Every record should be repeated exactly, except that pictures are left out.

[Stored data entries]
-=-=-=-=-

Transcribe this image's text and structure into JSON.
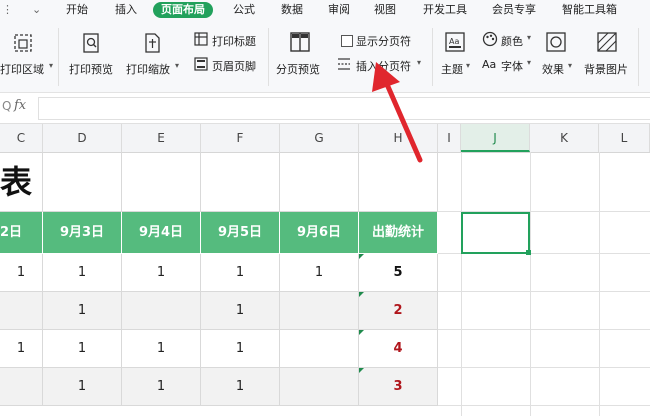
{
  "menubar": {
    "tabs": [
      "开始",
      "插入",
      "页面布局",
      "公式",
      "数据",
      "审阅",
      "视图",
      "开发工具",
      "会员专享",
      "智能工具箱"
    ],
    "active": "页面布局"
  },
  "ribbon": {
    "print_area": "打印区域",
    "print_preview": "打印预览",
    "print_scale": "打印缩放",
    "print_titles": "打印标题",
    "header_footer": "页眉页脚",
    "page_break_preview": "分页预览",
    "show_page_breaks": "显示分页符",
    "insert_page_break": "插入分页符",
    "theme": "主题",
    "colors": "颜色",
    "fonts": "字体",
    "effects": "效果",
    "background_image": "背景图片"
  },
  "formula_bar": {
    "fx": "fx",
    "value": ""
  },
  "columns": [
    "C",
    "D",
    "E",
    "F",
    "G",
    "H",
    "I",
    "J",
    "K",
    "L"
  ],
  "selected_column": "J",
  "sheet": {
    "title_fragment": "表",
    "headers": [
      "2日",
      "9月3日",
      "9月4日",
      "9月5日",
      "9月6日",
      "出勤统计"
    ],
    "rows": [
      [
        "1",
        "1",
        "1",
        "1",
        "1",
        "5"
      ],
      [
        "",
        "1",
        "",
        "1",
        "",
        "2"
      ],
      [
        "1",
        "1",
        "1",
        "1",
        "",
        "4"
      ],
      [
        "",
        "1",
        "1",
        "1",
        "",
        "3"
      ]
    ]
  },
  "colors": {
    "accent": "#22a15c",
    "header_fill": "#55bb7e",
    "count_black": "#111111",
    "count_red": "#b0161c",
    "arrow": "#e0262d"
  }
}
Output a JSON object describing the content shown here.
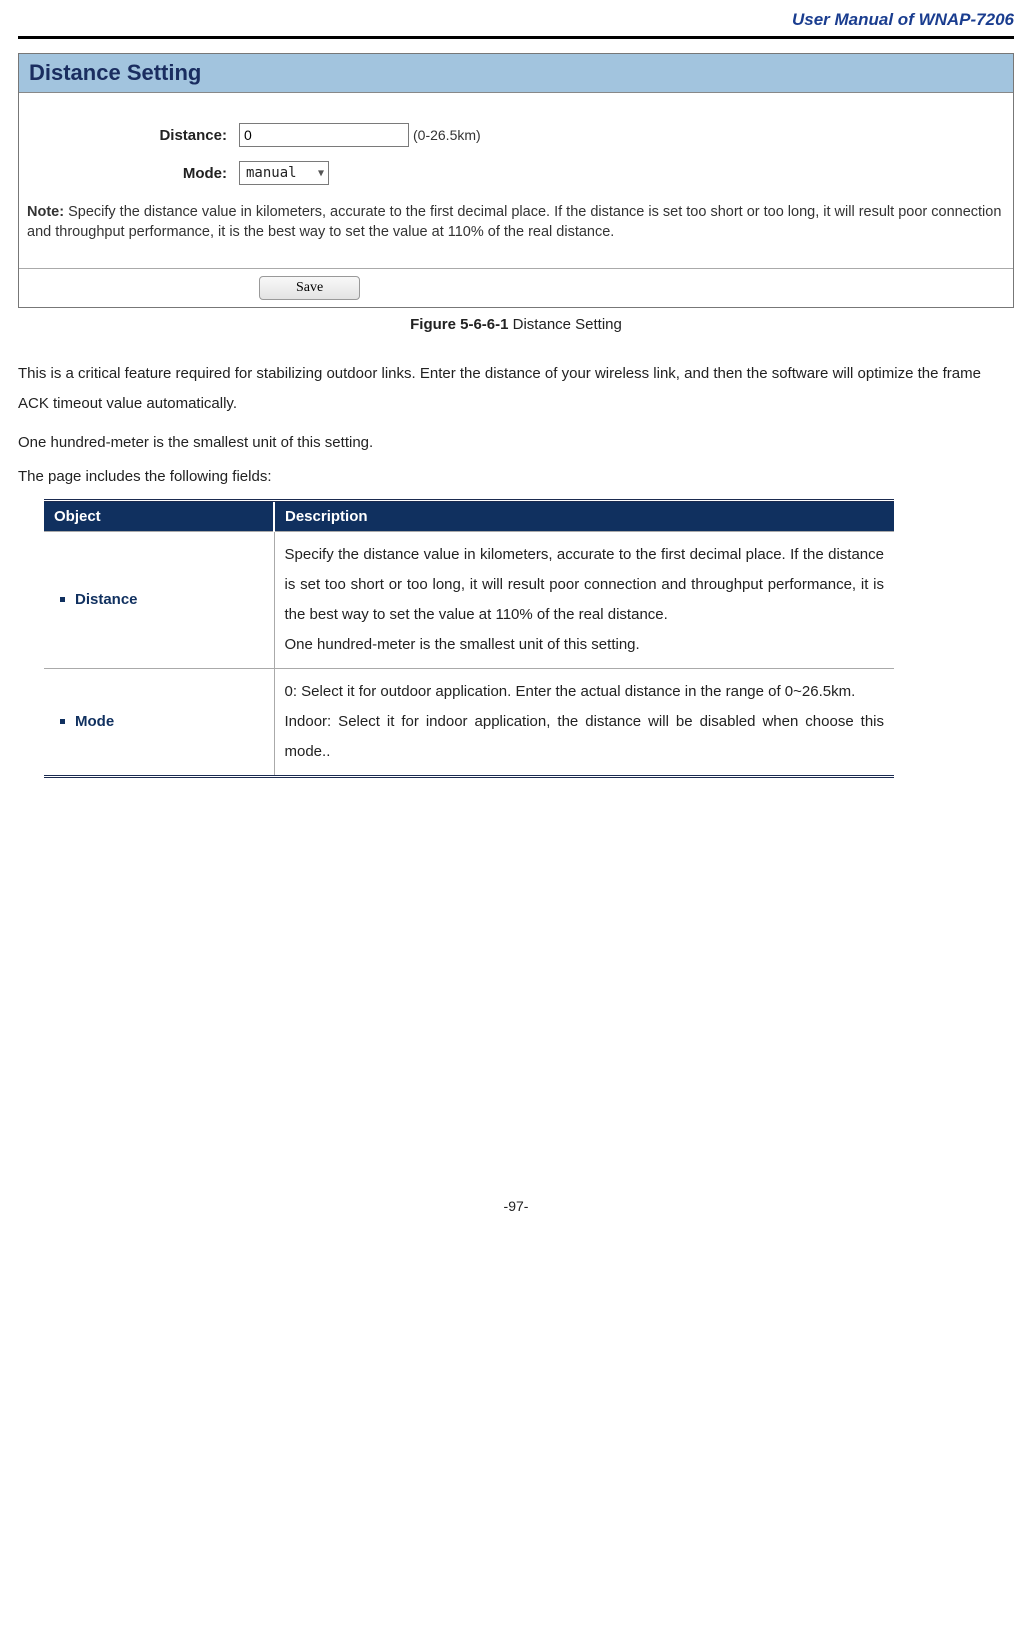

-=-=-=-=-

Completed exercise:
Transcribe this image's text and structure into JSON.
{
  "menubar": {
    "tabs": [
      "开始",
      "插入",
      "页面布局",
      "公式",
      "数据",
      "审阅",
      "视图",
      "开发工具",
      "会员专享",
      "智能工具箱"
    ],
    "active": "页面布局"
  },
  "ribbon": {
    "print_area": "打印区域",
    "print_preview": "打印预览",
    "print_scale": "打印缩放",
    "print_titles": "打印标题",
    "header_footer": "页眉页脚",
    "page_break_preview": "分页预览",
    "show_page_breaks": "显示分页符",
    "insert_page_break": "插入分页符",
    "theme": "主题",
    "colors": "颜色",
    "fonts": "字体",
    "effects": "效果",
    "background_image": "背景图片"
  },
  "formula_bar": {
    "fx": "fx",
    "value": ""
  },
  "columns": [
    "C",
    "D",
    "E",
    "F",
    "G",
    "H",
    "I",
    "J",
    "K",
    "L"
  ],
  "selected_column": "J",
  "sheet": {
    "title_fragment": "表",
    "headers": [
      "2日",
      "9月3日",
      "9月4日",
      "9月5日",
      "9月6日",
      "出勤统计"
    ],
    "rows": [
      [
        "1",
        "1",
        "1",
        "1",
        "1",
        "5"
      ],
      [
        "",
        "1",
        "",
        "1",
        "",
        "2"
      ],
      [
        "1",
        "1",
        "1",
        "1",
        "",
        "4"
      ],
      [
        "",
        "1",
        "1",
        "1",
        "",
        "3"
      ]
    ]
  },
  "colors": {
    "accent": "#22a15c",
    "header_fill": "#55bb7e",
    "count_black": "#111111",
    "count_red": "#b0161c",
    "arrow": "#e0262d"
  }
}
Output a JSON object describing the content shown here.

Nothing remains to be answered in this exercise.